**STATED GOAL**
From the listing below, extract every line in which the word "name" appears.

Entries from a dataset
* * * * *

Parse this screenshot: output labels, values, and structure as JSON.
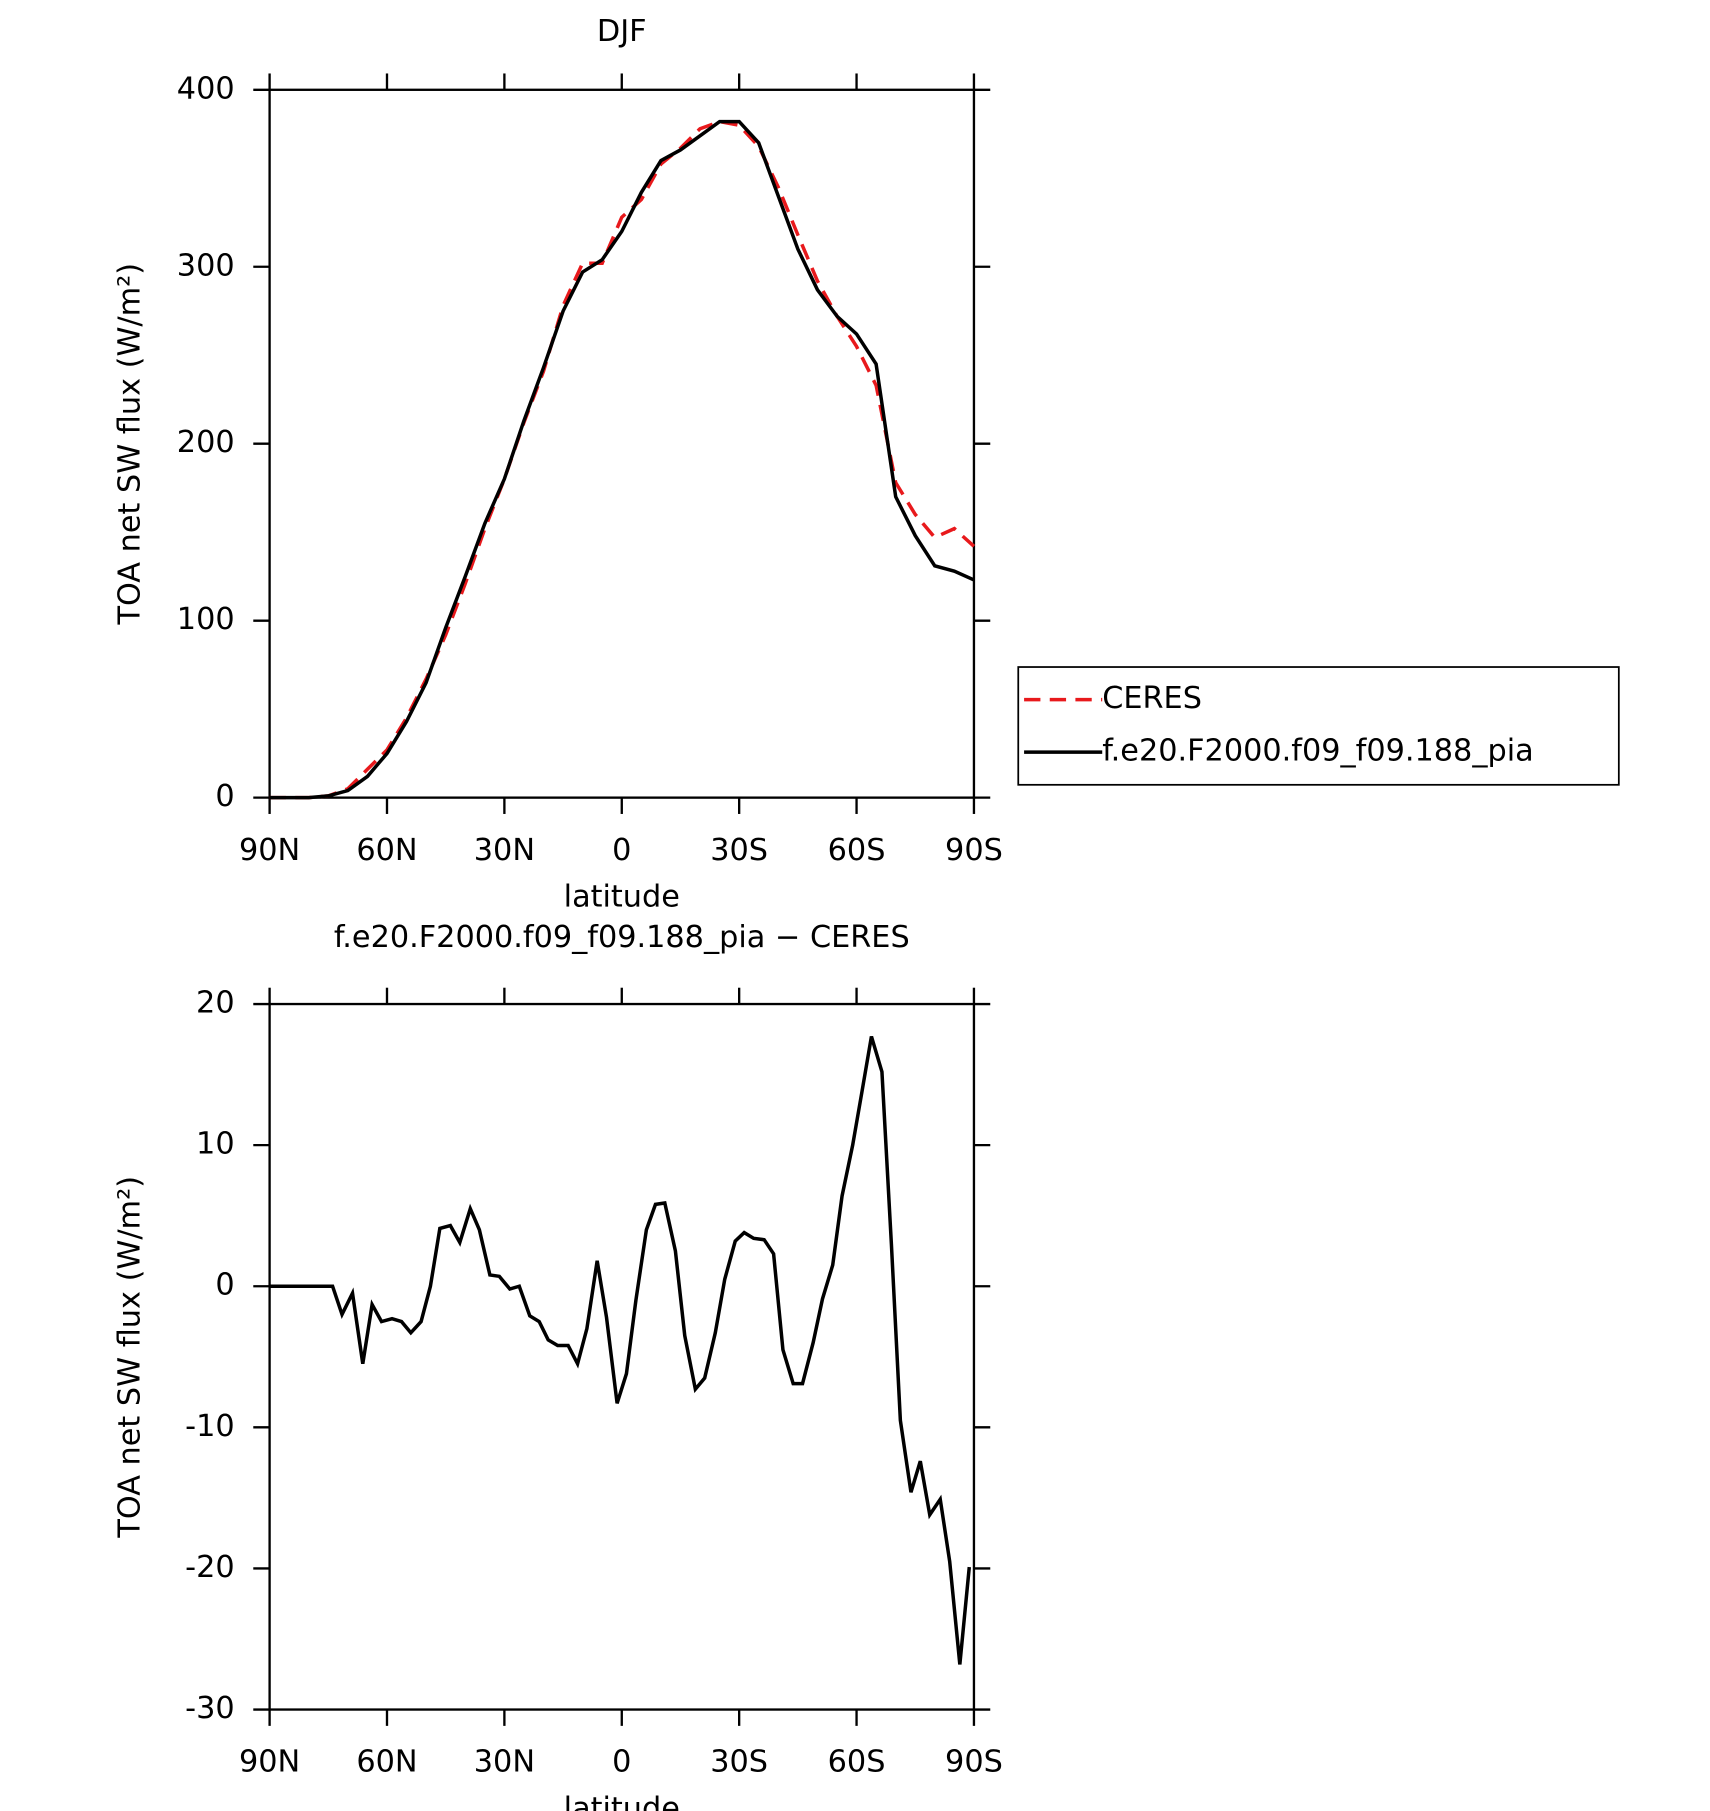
{
  "chart_data": [
    {
      "type": "line",
      "title": "DJF",
      "x_label": "latitude",
      "y_label": "TOA net SW flux (W/m²)",
      "x": [
        90,
        85,
        80,
        75,
        70,
        65,
        60,
        55,
        50,
        45,
        40,
        35,
        30,
        25,
        20,
        15,
        10,
        5,
        0,
        -5,
        -10,
        -15,
        -20,
        -25,
        -30,
        -35,
        -40,
        -45,
        -50,
        -55,
        -60,
        -65,
        -70,
        -75,
        -80,
        -85,
        -90
      ],
      "series": [
        {
          "name": "CERES",
          "color": "#e8191c",
          "dash": "dashed",
          "values": [
            0,
            0,
            0,
            1,
            5,
            16,
            27,
            45,
            67,
            92,
            121,
            152,
            180,
            212,
            241,
            278,
            302,
            302,
            328,
            338,
            358,
            367,
            378,
            382,
            380,
            368,
            345,
            318,
            292,
            272,
            255,
            233,
            178,
            160,
            147,
            152,
            142
          ]
        },
        {
          "name": "f.e20.F2000.f09_f09.188_pia",
          "color": "#000000",
          "dash": "solid",
          "values": [
            0,
            0,
            0,
            1,
            4,
            12,
            25,
            43,
            65,
            96,
            125,
            155,
            180,
            213,
            243,
            275,
            297,
            304,
            320,
            342,
            360,
            366,
            374,
            382,
            382,
            370,
            340,
            310,
            287,
            272,
            262,
            245,
            170,
            148,
            131,
            128,
            123
          ]
        }
      ],
      "xlim": [
        90,
        -90
      ],
      "xticks": [
        {
          "value": 90,
          "label": "90N"
        },
        {
          "value": 60,
          "label": "60N"
        },
        {
          "value": 30,
          "label": "30N"
        },
        0,
        {
          "value": -30,
          "label": "30S"
        },
        {
          "value": -60,
          "label": "60S"
        },
        {
          "value": -90,
          "label": "90S"
        }
      ],
      "ylim": [
        0,
        400
      ],
      "yticks": [
        0,
        100,
        200,
        300,
        400
      ],
      "legend": "outside right"
    },
    {
      "type": "line",
      "title": "f.e20.F2000.f09_f09.188_pia − CERES",
      "x_label": "latitude",
      "y_label": "TOA net SW flux (W/m²)",
      "x": [
        90,
        81.4,
        76.4,
        73.9,
        71.5,
        68.8,
        66.2,
        63.8,
        61.4,
        58.7,
        56.3,
        53.9,
        51.3,
        48.9,
        46.5,
        43.8,
        41.4,
        38.7,
        36.4,
        33.7,
        31.3,
        28.6,
        26.2,
        23.5,
        21.1,
        18.8,
        16.4,
        13.7,
        11.3,
        8.9,
        6.3,
        3.9,
        1.2,
        -1.2,
        -3.6,
        -6.3,
        -8.6,
        -11,
        -13.7,
        -16.1,
        -18.8,
        -21.2,
        -23.9,
        -26.3,
        -29,
        -31.3,
        -33.7,
        -36.4,
        -38.8,
        -41.2,
        -43.8,
        -46.2,
        -48.9,
        -51.3,
        -53.9,
        -56.3,
        -59,
        -61.4,
        -63.8,
        -66.5,
        -68.9,
        -71.2,
        -73.9,
        -76.3,
        -78.7,
        -81.4,
        -83.8,
        -86.4,
        -88.8
      ],
      "color": "#000000",
      "values": [
        0,
        0,
        0,
        0,
        -2,
        -0.5,
        -5.5,
        -1.3,
        -2.5,
        -2.3,
        -2.5,
        -3.3,
        -2.5,
        0,
        4.1,
        4.3,
        3.1,
        5.5,
        4,
        0.8,
        0.7,
        -0.2,
        0,
        -2.1,
        -2.5,
        -3.8,
        -4.2,
        -4.2,
        -5.5,
        -3,
        1.8,
        -2.2,
        -8.3,
        -6.2,
        -1,
        4,
        5.8,
        5.9,
        2.5,
        -3.5,
        -7.3,
        -6.5,
        -3.3,
        0.5,
        3.2,
        3.8,
        3.4,
        3.3,
        2.3,
        -4.5,
        -6.9,
        -6.9,
        -4,
        -0.9,
        1.5,
        6.4,
        10,
        13.8,
        17.7,
        15.2,
        3,
        -9.5,
        -14.6,
        -12.4,
        -16.2,
        -15.1,
        -19.5,
        -26.8,
        -19.9
      ],
      "xlim": [
        90,
        -90
      ],
      "xticks": [
        {
          "value": 90,
          "label": "90N"
        },
        {
          "value": 60,
          "label": "60N"
        },
        {
          "value": 30,
          "label": "30N"
        },
        0,
        {
          "value": -30,
          "label": "30S"
        },
        {
          "value": -60,
          "label": "60S"
        },
        {
          "value": -90,
          "label": "90S"
        }
      ],
      "ylim": [
        -30,
        20
      ],
      "yticks": [
        -30,
        -20,
        -10,
        0,
        10,
        20
      ]
    }
  ]
}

* * * * *

**EXERCISE RESPONSE**
          "name": "CERES",
          "name": "f.e20.F2000.f09_f09.188_pia",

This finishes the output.